◆ **Exercise directions**
How many lines in the records below contain the word "JSON"? Answer with the number alone.

— START Extracted data —

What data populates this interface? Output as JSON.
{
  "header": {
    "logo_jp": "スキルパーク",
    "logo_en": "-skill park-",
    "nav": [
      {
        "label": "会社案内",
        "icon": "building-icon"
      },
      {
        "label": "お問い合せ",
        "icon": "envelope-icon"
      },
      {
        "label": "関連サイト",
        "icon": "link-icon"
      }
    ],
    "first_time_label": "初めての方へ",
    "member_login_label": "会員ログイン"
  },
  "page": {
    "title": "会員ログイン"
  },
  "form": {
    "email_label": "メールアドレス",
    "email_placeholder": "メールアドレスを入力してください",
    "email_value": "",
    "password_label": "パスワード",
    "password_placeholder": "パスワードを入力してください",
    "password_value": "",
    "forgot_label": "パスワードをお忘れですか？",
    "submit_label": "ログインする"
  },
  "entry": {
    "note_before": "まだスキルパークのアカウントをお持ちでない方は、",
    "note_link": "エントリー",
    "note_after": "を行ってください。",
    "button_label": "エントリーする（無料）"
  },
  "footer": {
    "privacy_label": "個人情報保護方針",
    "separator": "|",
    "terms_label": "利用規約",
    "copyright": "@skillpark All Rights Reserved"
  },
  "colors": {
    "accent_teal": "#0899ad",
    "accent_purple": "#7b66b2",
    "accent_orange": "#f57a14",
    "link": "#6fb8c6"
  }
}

— END Extracted data —
— START Extracted data —

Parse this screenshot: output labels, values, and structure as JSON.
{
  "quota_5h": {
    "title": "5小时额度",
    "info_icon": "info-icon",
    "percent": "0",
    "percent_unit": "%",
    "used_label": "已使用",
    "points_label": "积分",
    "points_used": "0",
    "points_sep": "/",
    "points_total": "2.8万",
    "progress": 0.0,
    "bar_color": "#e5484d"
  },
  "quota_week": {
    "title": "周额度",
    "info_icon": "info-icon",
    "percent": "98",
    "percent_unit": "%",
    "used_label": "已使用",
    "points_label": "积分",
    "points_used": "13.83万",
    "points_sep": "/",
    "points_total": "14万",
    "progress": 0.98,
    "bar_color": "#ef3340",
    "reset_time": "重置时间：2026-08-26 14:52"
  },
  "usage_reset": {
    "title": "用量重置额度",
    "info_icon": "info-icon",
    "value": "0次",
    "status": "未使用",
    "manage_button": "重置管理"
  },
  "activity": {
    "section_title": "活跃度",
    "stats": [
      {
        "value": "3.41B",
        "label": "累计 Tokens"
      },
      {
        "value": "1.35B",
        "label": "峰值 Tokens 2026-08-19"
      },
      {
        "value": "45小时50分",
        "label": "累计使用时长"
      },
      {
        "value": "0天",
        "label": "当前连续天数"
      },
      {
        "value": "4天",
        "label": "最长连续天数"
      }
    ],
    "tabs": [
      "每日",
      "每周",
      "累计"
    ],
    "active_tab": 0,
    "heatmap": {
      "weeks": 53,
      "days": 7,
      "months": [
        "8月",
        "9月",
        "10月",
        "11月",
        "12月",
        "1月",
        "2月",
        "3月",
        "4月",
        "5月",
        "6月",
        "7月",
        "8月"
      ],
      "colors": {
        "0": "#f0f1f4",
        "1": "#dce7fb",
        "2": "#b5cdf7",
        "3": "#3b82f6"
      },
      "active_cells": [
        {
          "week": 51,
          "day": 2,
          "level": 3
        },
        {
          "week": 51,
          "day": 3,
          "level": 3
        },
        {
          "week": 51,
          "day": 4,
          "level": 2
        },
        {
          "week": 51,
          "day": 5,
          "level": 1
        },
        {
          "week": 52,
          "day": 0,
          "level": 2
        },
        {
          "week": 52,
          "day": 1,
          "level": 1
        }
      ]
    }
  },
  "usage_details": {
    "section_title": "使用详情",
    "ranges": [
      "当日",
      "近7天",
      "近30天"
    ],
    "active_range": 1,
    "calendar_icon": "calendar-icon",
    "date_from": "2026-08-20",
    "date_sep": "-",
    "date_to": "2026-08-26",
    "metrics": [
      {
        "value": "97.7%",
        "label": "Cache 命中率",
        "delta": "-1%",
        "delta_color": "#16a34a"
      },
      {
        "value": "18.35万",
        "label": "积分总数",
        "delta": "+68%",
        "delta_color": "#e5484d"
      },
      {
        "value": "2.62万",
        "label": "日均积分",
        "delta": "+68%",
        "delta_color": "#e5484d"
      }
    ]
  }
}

— END Extracted data —

◆ **Result**
2